### TEXTE FOURNI
Les vies flambeuses d’Olivier Py

Avignon Le directeur du festival signe une épopée toquée jouée par des acteurs sublimes

Toutes les pièces d’Olivier Py sont des lettres ouvertes jetées dans l’écume de nos nuits. Orlando ou l’impatience* est une missive-fleuve, une coulée d’encre et de lave adressée à l’Autre, le spectateur, l’acteur, le père sans nom, Dieu. A la Fabrica, ce complexe tout neuf conçu pour fabriquer formes et fictions, cette comédie épuise – près de quatre heures, entracte compris –, revigore, allume des feux de joie dans les esprits, les éteint, les rallume et ainsi de suite. On en ressort sur les genoux, lesté de mots sublimes, de phrases toquées, bien balancées comme chez Paul Claudel, triviales comme chez Jean-Pierre Mocky, épidermiques comme chez Pasolini. Olivier Py, 48 ans, est cet épistolier qui embrasse jusqu’aux étoiles et laisse des marques de rouge à lèvres sur le papier.

Trop? Mais oui, bien sûr, «trop». Et pourtant ça fuse. Ça commence sur un air de musette, le soufflet d’une fête ancienne qui reprendrait. Au centre d’Orlando, comme toujours chez le directeur du Festival d’Avignon, le théâtre, c’est-à-dire un cube, monté sur roulettes, alliage de bois clair et de néons, avec à ses pieds des chaises et un miroir de loge. Le décorateur Pierre-André Weitz est une forme d’encadreur: il donne un cadre aux transports de son ami, qu’il accompagne depuis longtemps; il suggère qu’il n’y a de splendeur que parce qu’il y a un labeur avoué. L’histoire, c’est celle d’un jeune acteur, Orlando, qui cherche à connaître le nom de son père. Il l’exige de sa mère, «la grande actrice» – Mireille Herbstmeyer, du chien, de l’allure, tout ce qu’on chérit. Elle lui jette à la figure: «Le théâtre est mon seul amour.» Puis lui glisse que le nom du géniteur est écrit sur son miroir depuis trente ans. Un poète exalté, évidemment. Mais ce père est un leurre. D’autres, tout aussi illusoires, suivront.

### À FAIRE
(1) Relevez les auteurs auxquels la critique compare les phrases de la pièce, avec pour chacun le qualificatif associé.
(2) Résumez sous forme de liste le paragraphe de la critique qui commence par « Trop? Mais oui », en conservant ses faits principaux.

### LISTE

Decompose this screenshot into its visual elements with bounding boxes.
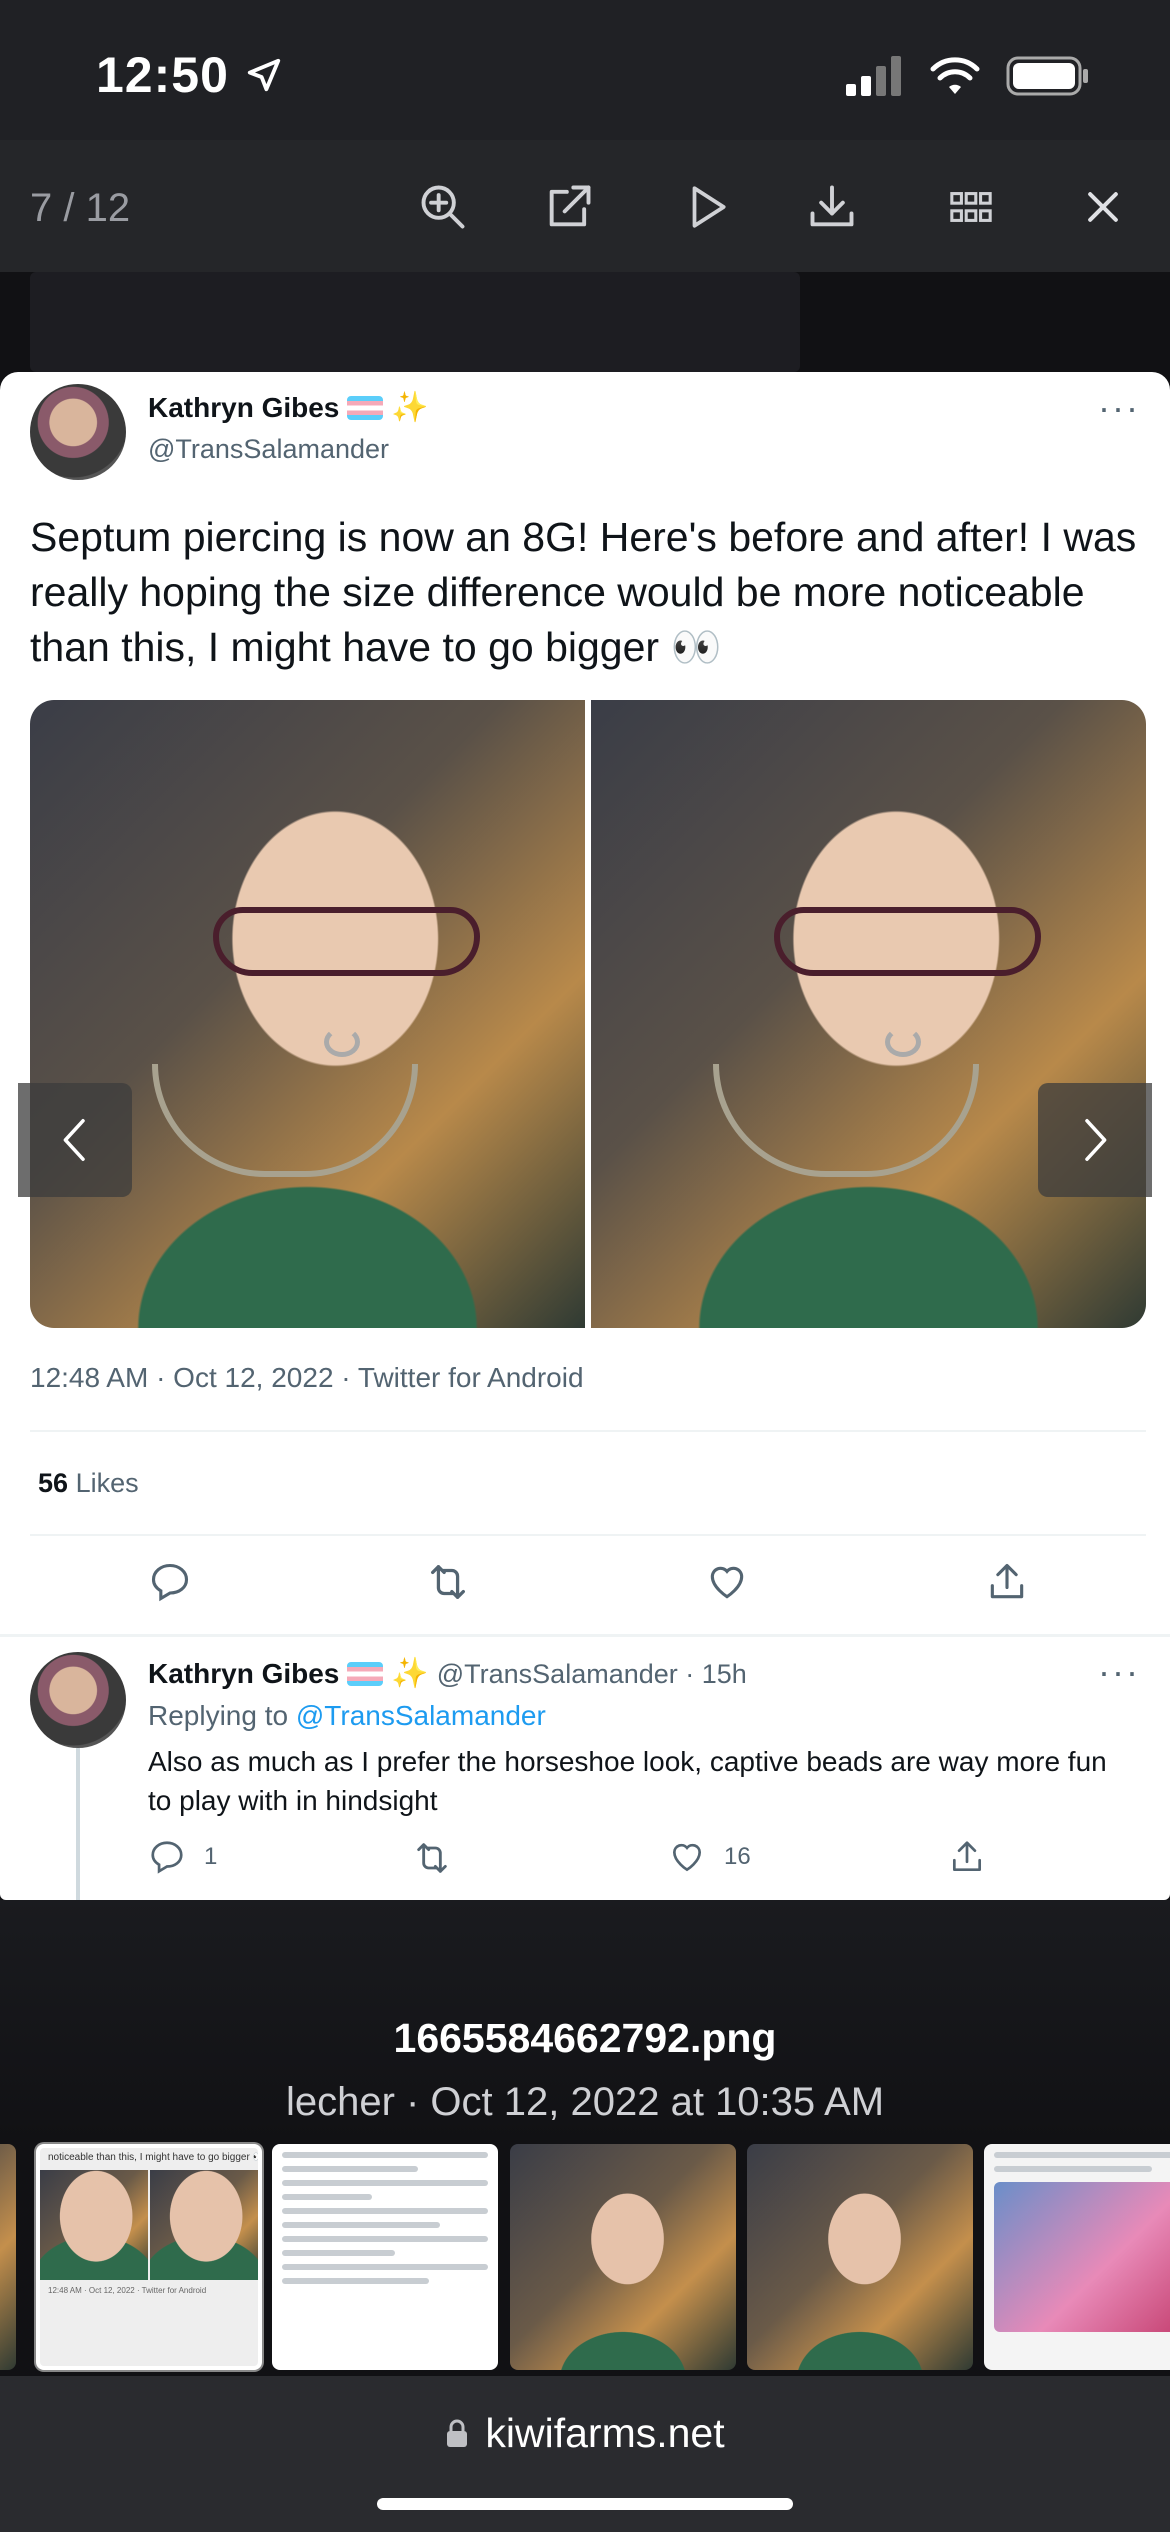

==

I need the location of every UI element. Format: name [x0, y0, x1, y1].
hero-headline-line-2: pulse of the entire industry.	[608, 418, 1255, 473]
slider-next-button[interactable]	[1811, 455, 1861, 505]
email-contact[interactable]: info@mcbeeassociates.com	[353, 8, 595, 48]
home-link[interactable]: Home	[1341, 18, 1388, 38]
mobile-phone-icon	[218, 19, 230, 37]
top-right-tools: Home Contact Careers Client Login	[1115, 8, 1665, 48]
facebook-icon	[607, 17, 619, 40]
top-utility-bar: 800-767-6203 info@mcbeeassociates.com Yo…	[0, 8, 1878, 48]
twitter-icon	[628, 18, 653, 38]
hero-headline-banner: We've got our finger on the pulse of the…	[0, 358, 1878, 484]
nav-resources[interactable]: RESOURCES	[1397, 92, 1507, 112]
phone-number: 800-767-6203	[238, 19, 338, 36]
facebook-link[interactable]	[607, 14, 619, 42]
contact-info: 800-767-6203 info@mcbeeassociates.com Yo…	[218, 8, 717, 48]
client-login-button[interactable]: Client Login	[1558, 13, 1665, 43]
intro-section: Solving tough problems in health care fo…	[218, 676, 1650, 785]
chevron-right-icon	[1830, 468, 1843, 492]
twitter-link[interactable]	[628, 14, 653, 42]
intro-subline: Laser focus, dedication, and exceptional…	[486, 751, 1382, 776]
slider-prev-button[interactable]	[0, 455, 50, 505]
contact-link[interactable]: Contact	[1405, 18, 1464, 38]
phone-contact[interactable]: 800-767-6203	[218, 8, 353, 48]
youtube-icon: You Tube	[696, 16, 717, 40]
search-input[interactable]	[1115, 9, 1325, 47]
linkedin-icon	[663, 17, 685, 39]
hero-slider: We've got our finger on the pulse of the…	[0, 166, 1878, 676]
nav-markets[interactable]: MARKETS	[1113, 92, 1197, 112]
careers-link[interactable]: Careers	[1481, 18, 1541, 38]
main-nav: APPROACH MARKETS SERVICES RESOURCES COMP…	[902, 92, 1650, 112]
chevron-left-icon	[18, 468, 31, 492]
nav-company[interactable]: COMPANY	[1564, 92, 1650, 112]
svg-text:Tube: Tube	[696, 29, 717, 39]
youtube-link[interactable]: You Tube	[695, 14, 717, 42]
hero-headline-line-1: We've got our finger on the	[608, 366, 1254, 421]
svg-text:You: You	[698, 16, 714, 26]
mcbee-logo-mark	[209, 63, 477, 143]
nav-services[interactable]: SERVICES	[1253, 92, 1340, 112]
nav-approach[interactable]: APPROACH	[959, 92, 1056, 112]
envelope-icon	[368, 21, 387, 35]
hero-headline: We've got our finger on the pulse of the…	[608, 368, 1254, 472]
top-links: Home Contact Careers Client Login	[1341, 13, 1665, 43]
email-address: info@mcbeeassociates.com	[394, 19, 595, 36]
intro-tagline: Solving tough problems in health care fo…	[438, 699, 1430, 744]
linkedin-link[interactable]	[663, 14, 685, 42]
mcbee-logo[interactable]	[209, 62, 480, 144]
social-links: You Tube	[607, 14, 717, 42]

---

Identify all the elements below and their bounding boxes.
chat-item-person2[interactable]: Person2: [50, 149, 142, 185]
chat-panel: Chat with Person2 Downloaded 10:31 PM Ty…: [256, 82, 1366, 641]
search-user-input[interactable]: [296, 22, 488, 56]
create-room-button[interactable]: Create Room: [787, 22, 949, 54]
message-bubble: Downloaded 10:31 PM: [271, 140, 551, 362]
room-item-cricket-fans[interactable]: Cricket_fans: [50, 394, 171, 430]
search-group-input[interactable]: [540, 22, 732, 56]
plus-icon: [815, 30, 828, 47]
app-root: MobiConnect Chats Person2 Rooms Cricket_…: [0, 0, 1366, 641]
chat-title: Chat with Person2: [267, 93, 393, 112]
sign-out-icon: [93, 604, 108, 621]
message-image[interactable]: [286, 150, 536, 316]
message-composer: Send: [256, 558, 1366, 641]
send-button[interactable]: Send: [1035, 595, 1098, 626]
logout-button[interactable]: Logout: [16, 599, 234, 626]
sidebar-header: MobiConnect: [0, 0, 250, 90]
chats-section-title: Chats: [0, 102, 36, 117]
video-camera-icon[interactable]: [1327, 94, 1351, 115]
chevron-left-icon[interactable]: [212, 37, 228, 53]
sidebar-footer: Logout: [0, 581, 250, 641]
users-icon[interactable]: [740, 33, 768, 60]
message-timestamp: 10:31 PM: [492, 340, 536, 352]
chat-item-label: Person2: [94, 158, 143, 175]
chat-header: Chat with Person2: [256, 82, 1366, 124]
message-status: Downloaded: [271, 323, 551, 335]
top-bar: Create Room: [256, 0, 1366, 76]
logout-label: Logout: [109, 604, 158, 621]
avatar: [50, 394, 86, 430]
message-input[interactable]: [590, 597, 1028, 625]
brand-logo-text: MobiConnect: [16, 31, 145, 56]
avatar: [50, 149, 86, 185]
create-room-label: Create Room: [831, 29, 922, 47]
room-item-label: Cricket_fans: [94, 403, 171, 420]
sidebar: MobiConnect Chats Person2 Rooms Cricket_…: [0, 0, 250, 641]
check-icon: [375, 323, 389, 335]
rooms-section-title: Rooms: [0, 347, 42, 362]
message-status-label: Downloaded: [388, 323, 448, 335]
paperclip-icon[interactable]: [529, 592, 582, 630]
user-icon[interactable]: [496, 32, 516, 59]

### RÉSULTATS DE L'EXERCICE
(1)
- Paul Claudel : phrases « bien balancées »
- Jean-Pierre Mocky : phrases « triviales »
- Pasolini : phrases « épidermiques »

(2)
- La pièce commence sur un air de musette.
- Au centre du spectacle se trouve le théâtre : un cube monté sur roulettes, en bois clair et néons, avec des chaises et un miroir de loge à ses pieds.
- Le décorateur Pierre-André Weitz, qui accompagne Olivier Py depuis longtemps, donne un cadre à son travail et montre qu'il n'y a de splendeur que grâce à un labeur avoué.
- L'histoire est celle d'Orlando, un jeune acteur qui cherche le nom de son père.
- Il l'exige de sa mère, « la grande actrice », jouée par Mireille Herbstmeyer.
- Elle répond que le théâtre est son seul amour, puis indique que le nom du père est écrit sur son miroir depuis trente ans : celui d'un poète exalté.
- Ce père est un leurre, et d'autres, tout aussi illusoires, suivront.